### Dataset
▼▼▼
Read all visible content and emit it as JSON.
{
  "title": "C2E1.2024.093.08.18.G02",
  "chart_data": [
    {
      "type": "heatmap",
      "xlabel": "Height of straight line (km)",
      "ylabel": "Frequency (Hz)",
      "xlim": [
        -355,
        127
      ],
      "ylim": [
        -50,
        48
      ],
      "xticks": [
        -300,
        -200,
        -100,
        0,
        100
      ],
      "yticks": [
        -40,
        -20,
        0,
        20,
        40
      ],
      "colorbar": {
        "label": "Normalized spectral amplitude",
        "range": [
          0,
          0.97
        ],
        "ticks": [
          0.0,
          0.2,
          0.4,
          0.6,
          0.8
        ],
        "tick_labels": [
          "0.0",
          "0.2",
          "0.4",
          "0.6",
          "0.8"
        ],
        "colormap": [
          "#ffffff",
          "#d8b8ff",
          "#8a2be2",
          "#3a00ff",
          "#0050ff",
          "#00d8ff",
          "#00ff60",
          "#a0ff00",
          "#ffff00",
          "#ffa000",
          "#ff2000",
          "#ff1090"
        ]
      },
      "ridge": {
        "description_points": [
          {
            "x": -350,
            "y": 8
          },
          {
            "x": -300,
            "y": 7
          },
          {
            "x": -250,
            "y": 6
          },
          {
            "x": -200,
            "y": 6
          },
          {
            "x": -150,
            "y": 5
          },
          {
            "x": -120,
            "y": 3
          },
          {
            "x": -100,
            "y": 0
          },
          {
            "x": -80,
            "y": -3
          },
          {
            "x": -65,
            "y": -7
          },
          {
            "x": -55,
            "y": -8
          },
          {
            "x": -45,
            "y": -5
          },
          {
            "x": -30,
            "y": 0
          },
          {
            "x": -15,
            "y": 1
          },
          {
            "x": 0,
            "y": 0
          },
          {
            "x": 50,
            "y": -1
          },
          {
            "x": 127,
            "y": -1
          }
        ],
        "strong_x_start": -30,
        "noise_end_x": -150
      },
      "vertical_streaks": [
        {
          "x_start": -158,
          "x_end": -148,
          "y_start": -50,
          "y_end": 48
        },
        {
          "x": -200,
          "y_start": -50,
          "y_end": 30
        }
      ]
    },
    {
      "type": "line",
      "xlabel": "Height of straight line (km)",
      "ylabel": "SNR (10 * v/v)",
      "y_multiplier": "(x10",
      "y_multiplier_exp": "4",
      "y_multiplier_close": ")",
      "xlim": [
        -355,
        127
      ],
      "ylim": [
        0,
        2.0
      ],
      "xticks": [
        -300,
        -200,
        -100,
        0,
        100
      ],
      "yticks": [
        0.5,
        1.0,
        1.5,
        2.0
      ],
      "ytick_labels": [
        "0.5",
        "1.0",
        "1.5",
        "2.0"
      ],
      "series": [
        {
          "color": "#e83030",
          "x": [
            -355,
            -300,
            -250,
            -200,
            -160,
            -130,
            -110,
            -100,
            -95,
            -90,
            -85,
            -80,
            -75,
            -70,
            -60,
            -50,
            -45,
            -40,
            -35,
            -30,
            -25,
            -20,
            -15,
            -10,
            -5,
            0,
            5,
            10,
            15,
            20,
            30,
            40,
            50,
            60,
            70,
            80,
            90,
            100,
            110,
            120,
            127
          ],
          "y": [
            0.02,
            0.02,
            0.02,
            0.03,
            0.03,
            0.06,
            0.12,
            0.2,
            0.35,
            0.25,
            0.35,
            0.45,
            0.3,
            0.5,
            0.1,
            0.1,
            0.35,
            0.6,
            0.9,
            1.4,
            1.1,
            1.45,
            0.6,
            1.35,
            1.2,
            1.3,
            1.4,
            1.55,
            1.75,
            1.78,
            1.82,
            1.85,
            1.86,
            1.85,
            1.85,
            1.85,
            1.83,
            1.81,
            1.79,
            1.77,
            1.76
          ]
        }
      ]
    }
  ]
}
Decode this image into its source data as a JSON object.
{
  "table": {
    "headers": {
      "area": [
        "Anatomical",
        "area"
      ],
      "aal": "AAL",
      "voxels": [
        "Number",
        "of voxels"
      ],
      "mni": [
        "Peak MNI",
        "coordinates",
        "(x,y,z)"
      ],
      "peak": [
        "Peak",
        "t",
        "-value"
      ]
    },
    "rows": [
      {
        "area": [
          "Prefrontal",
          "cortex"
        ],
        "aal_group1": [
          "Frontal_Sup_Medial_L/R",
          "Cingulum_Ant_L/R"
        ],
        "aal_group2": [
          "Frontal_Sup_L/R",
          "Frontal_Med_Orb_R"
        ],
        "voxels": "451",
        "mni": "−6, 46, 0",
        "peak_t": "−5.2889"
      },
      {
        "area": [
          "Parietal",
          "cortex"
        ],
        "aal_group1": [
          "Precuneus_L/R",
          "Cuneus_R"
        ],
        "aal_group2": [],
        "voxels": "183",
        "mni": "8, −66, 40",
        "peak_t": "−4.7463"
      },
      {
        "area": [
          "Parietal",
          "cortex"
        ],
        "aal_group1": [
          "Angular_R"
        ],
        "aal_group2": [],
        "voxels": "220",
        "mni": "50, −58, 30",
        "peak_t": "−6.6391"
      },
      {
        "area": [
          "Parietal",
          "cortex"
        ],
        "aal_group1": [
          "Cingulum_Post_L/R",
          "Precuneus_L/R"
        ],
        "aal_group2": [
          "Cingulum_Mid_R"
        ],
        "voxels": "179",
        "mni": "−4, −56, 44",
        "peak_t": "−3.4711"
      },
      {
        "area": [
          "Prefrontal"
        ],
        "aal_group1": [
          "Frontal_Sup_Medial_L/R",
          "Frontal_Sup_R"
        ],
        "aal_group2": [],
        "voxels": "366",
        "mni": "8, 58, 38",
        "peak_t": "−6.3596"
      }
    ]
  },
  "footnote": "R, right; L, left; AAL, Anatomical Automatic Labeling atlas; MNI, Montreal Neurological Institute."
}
▲▲▲
### Your goal
Every record above needs to be repeated word for word.

### Output of the exercise
Read all visible content and emit it as JSON.
{
  "title": "C2E1.2024.093.08.18.G02",
  "chart_data": [
    {
      "type": "heatmap",
      "xlabel": "Height of straight line (km)",
      "ylabel": "Frequency (Hz)",
      "xlim": [
        -355,
        127
      ],
      "ylim": [
        -50,
        48
      ],
      "xticks": [
        -300,
        -200,
        -100,
        0,
        100
      ],
      "yticks": [
        -40,
        -20,
        0,
        20,
        40
      ],
      "colorbar": {
        "label": "Normalized spectral amplitude",
        "range": [
          0,
          0.97
        ],
        "ticks": [
          0.0,
          0.2,
          0.4,
          0.6,
          0.8
        ],
        "tick_labels": [
          "0.0",
          "0.2",
          "0.4",
          "0.6",
          "0.8"
        ],
        "colormap": [
          "#ffffff",
          "#d8b8ff",
          "#8a2be2",
          "#3a00ff",
          "#0050ff",
          "#00d8ff",
          "#00ff60",
          "#a0ff00",
          "#ffff00",
          "#ffa000",
          "#ff2000",
          "#ff1090"
        ]
      },
      "ridge": {
        "description_points": [
          {
            "x": -350,
            "y": 8
          },
          {
            "x": -300,
            "y": 7
          },
          {
            "x": -250,
            "y": 6
          },
          {
            "x": -200,
            "y": 6
          },
          {
            "x": -150,
            "y": 5
          },
          {
            "x": -120,
            "y": 3
          },
          {
            "x": -100,
            "y": 0
          },
          {
            "x": -80,
            "y": -3
          },
          {
            "x": -65,
            "y": -7
          },
          {
            "x": -55,
            "y": -8
          },
          {
            "x": -45,
            "y": -5
          },
          {
            "x": -30,
            "y": 0
          },
          {
            "x": -15,
            "y": 1
          },
          {
            "x": 0,
            "y": 0
          },
          {
            "x": 50,
            "y": -1
          },
          {
            "x": 127,
            "y": -1
          }
        ],
        "strong_x_start": -30,
        "noise_end_x": -150
      },
      "vertical_streaks": [
        {
          "x_start": -158,
          "x_end": -148,
          "y_start": -50,
          "y_end": 48
        },
        {
          "x": -200,
          "y_start": -50,
          "y_end": 30
        }
      ]
    },
    {
      "type": "line",
      "xlabel": "Height of straight line (km)",
      "ylabel": "SNR (10 * v/v)",
      "y_multiplier": "(x10",
      "y_multiplier_exp": "4",
      "y_multiplier_close": ")",
      "xlim": [
        -355,
        127
      ],
      "ylim": [
        0,
        2.0
      ],
      "xticks": [
        -300,
        -200,
        -100,
        0,
        100
      ],
      "yticks": [
        0.5,
        1.0,
        1.5,
        2.0
      ],
      "ytick_labels": [
        "0.5",
        "1.0",
        "1.5",
        "2.0"
      ],
      "series": [
        {
          "color": "#e83030",
          "x": [
            -355,
            -300,
            -250,
            -200,
            -160,
            -130,
            -110,
            -100,
            -95,
            -90,
            -85,
            -80,
            -75,
            -70,
            -60,
            -50,
            -45,
            -40,
            -35,
            -30,
            -25,
            -20,
            -15,
            -10,
            -5,
            0,
            5,
            10,
            15,
            20,
            30,
            40,
            50,
            60,
            70,
            80,
            90,
            100,
            110,
            120,
            127
          ],
          "y": [
            0.02,
            0.02,
            0.02,
            0.03,
            0.03,
            0.06,
            0.12,
            0.2,
            0.35,
            0.25,
            0.35,
            0.45,
            0.3,
            0.5,
            0.1,
            0.1,
            0.35,
            0.6,
            0.9,
            1.4,
            1.1,
            1.45,
            0.6,
            1.35,
            1.2,
            1.3,
            1.4,
            1.55,
            1.75,
            1.78,
            1.82,
            1.85,
            1.86,
            1.85,
            1.85,
            1.85,
            1.83,
            1.81,
            1.79,
            1.77,
            1.76
          ]
        }
      ]
    }
  ]
}
Decode this image into its source data as a JSON object.
{
  "table": {
    "headers": {
      "area": [
        "Anatomical",
        "area"
      ],
      "aal": "AAL",
      "voxels": [
        "Number",
        "of voxels"
      ],
      "mni": [
        "Peak MNI",
        "coordinates",
        "(x,y,z)"
      ],
      "peak": [
        "Peak",
        "t",
        "-value"
      ]
    },
    "rows": [
      {
        "area": [
          "Prefrontal",
          "cortex"
        ],
        "aal_group1": [
          "Frontal_Sup_Medial_L/R",
          "Cingulum_Ant_L/R"
        ],
        "aal_group2": [
          "Frontal_Sup_L/R",
          "Frontal_Med_Orb_R"
        ],
        "voxels": "451",
        "mni": "−6, 46, 0",
        "peak_t": "−5.2889"
      },
      {
        "area": [
          "Parietal",
          "cortex"
        ],
        "aal_group1": [
          "Precuneus_L/R",
          "Cuneus_R"
        ],
        "aal_group2": [],
        "voxels": "183",
        "mni": "8, −66, 40",
        "peak_t": "−4.7463"
      },
      {
        "area": [
          "Parietal",
          "cortex"
        ],
        "aal_group1": [
          "Angular_R"
        ],
        "aal_group2": [],
        "voxels": "220",
        "mni": "50, −58, 30",
        "peak_t": "−6.6391"
      },
      {
        "area": [
          "Parietal",
          "cortex"
        ],
        "aal_group1": [
          "Cingulum_Post_L/R",
          "Precuneus_L/R"
        ],
        "aal_group2": [
          "Cingulum_Mid_R"
        ],
        "voxels": "179",
        "mni": "−4, −56, 44",
        "peak_t": "−3.4711"
      },
      {
        "area": [
          "Prefrontal"
        ],
        "aal_group1": [
          "Frontal_Sup_Medial_L/R",
          "Frontal_Sup_R"
        ],
        "aal_group2": [],
        "voxels": "366",
        "mni": "8, 58, 38",
        "peak_t": "−6.3596"
      }
    ]
  },
  "footnote": "R, right; L, left; AAL, Anatomical Automatic Labeling atlas; MNI, Montreal Neurological Institute."
}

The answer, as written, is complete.